Provide only the number of lines where "dures" occurs.

(Dataset items)
========================================================================

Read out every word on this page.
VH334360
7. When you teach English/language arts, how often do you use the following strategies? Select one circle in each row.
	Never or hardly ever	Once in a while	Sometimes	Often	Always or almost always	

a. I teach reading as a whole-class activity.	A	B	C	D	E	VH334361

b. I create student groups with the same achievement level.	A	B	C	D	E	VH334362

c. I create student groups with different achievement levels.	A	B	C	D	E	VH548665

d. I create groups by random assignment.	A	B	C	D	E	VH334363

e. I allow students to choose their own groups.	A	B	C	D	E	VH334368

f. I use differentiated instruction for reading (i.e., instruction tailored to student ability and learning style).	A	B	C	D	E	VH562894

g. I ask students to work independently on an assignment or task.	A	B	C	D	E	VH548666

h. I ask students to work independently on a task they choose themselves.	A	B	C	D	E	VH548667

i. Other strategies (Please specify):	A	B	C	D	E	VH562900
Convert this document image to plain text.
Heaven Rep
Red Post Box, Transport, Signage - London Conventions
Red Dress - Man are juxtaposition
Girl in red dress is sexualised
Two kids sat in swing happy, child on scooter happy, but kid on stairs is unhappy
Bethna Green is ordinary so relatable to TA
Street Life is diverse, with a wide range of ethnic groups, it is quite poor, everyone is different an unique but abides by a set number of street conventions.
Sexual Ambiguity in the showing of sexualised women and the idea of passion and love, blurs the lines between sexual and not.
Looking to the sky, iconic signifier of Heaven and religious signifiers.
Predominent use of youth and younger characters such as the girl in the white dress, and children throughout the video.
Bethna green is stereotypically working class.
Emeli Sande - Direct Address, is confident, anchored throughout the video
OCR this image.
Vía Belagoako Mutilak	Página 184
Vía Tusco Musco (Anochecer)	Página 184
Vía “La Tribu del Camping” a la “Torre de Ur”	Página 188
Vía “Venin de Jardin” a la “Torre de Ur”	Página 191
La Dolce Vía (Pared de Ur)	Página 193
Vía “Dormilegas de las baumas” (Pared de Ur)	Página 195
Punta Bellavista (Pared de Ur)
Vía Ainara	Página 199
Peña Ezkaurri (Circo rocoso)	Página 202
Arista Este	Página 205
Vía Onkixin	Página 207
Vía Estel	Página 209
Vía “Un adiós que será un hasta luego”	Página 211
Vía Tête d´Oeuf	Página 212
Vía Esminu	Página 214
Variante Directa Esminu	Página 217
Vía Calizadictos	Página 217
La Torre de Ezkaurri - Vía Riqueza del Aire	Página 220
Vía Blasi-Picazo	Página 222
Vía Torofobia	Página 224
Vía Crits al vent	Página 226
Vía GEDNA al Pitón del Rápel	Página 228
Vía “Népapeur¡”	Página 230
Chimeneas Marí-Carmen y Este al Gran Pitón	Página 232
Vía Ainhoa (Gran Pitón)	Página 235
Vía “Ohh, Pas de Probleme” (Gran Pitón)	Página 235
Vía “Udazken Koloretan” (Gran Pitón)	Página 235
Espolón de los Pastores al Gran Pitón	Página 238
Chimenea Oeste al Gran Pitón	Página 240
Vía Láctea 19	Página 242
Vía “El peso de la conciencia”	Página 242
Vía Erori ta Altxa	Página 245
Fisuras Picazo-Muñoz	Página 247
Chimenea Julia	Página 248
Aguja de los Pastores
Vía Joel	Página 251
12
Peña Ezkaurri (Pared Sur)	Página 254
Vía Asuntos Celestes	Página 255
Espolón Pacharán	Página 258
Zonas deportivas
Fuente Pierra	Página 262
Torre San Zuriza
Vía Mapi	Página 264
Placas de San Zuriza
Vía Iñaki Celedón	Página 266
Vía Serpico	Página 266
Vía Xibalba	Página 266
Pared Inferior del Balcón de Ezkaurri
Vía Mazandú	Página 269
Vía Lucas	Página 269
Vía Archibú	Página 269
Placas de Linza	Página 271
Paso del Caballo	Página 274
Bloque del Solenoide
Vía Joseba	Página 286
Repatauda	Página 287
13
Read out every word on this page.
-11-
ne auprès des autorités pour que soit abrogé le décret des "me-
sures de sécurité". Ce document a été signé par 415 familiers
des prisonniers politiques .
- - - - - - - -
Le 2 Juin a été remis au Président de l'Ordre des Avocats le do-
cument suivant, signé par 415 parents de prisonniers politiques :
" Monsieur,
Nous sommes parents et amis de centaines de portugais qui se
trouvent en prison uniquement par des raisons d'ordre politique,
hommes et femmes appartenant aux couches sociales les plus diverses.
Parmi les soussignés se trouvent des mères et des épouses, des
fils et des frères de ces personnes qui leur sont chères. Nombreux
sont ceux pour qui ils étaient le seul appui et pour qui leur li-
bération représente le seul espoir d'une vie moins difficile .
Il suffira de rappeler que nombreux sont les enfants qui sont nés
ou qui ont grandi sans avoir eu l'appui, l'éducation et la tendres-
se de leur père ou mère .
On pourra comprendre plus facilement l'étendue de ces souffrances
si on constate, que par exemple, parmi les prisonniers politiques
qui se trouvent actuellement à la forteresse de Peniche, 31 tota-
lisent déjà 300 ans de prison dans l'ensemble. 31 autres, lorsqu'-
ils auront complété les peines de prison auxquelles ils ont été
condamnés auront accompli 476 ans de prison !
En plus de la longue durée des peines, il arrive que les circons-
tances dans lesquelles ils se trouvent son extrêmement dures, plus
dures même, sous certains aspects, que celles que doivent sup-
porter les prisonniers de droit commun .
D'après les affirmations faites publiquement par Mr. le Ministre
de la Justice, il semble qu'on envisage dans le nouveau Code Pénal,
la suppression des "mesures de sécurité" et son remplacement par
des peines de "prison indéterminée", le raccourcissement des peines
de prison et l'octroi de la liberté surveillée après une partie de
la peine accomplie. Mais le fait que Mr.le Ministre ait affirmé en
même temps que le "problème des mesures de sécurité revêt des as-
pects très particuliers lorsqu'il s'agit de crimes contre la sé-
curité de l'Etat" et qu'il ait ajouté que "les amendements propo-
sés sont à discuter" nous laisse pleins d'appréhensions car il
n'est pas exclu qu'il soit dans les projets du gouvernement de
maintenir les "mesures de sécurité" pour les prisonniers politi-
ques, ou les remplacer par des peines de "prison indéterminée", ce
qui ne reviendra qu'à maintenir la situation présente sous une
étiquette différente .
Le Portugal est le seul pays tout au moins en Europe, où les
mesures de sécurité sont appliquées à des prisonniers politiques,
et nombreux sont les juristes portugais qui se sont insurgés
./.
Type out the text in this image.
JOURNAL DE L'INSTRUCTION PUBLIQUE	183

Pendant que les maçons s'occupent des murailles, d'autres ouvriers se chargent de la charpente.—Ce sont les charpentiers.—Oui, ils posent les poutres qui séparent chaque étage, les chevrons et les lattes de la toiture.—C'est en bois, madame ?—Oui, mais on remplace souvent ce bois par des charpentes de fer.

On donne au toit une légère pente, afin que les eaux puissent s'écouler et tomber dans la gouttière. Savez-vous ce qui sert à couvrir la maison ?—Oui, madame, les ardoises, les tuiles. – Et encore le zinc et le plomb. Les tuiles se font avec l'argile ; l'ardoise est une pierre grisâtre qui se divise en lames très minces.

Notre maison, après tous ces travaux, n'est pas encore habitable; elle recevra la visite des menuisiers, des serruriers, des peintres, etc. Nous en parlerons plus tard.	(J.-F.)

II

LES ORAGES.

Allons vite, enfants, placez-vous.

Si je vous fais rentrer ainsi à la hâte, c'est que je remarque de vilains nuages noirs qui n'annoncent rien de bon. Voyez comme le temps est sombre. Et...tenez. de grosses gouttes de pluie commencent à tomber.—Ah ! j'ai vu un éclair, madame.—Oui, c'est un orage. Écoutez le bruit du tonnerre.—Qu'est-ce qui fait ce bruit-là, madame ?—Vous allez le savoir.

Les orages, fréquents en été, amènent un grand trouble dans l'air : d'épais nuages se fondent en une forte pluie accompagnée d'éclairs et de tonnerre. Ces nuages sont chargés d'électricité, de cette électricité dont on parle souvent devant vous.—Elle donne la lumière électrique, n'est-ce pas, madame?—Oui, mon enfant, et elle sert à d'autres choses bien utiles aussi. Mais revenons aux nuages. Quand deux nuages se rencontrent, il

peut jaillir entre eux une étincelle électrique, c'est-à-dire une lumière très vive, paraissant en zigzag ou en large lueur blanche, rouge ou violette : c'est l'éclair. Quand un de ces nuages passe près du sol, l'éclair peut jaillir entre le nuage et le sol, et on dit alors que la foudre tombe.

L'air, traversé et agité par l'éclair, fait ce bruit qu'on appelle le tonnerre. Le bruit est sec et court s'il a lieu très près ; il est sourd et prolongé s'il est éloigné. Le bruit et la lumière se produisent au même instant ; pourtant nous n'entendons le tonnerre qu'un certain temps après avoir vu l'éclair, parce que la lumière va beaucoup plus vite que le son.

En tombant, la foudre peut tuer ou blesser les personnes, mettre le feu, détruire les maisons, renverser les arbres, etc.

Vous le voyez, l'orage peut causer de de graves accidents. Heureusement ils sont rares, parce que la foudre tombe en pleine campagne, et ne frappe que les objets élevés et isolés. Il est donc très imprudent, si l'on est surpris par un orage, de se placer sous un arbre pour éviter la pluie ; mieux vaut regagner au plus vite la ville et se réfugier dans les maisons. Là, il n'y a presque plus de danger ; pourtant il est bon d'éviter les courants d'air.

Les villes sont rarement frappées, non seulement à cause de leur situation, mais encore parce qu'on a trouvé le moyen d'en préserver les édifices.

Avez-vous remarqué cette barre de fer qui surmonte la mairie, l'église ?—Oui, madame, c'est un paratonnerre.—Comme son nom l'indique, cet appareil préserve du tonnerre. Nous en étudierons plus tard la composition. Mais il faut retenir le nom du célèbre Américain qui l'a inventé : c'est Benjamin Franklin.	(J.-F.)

========================================================================

■ Solution for this task ■
2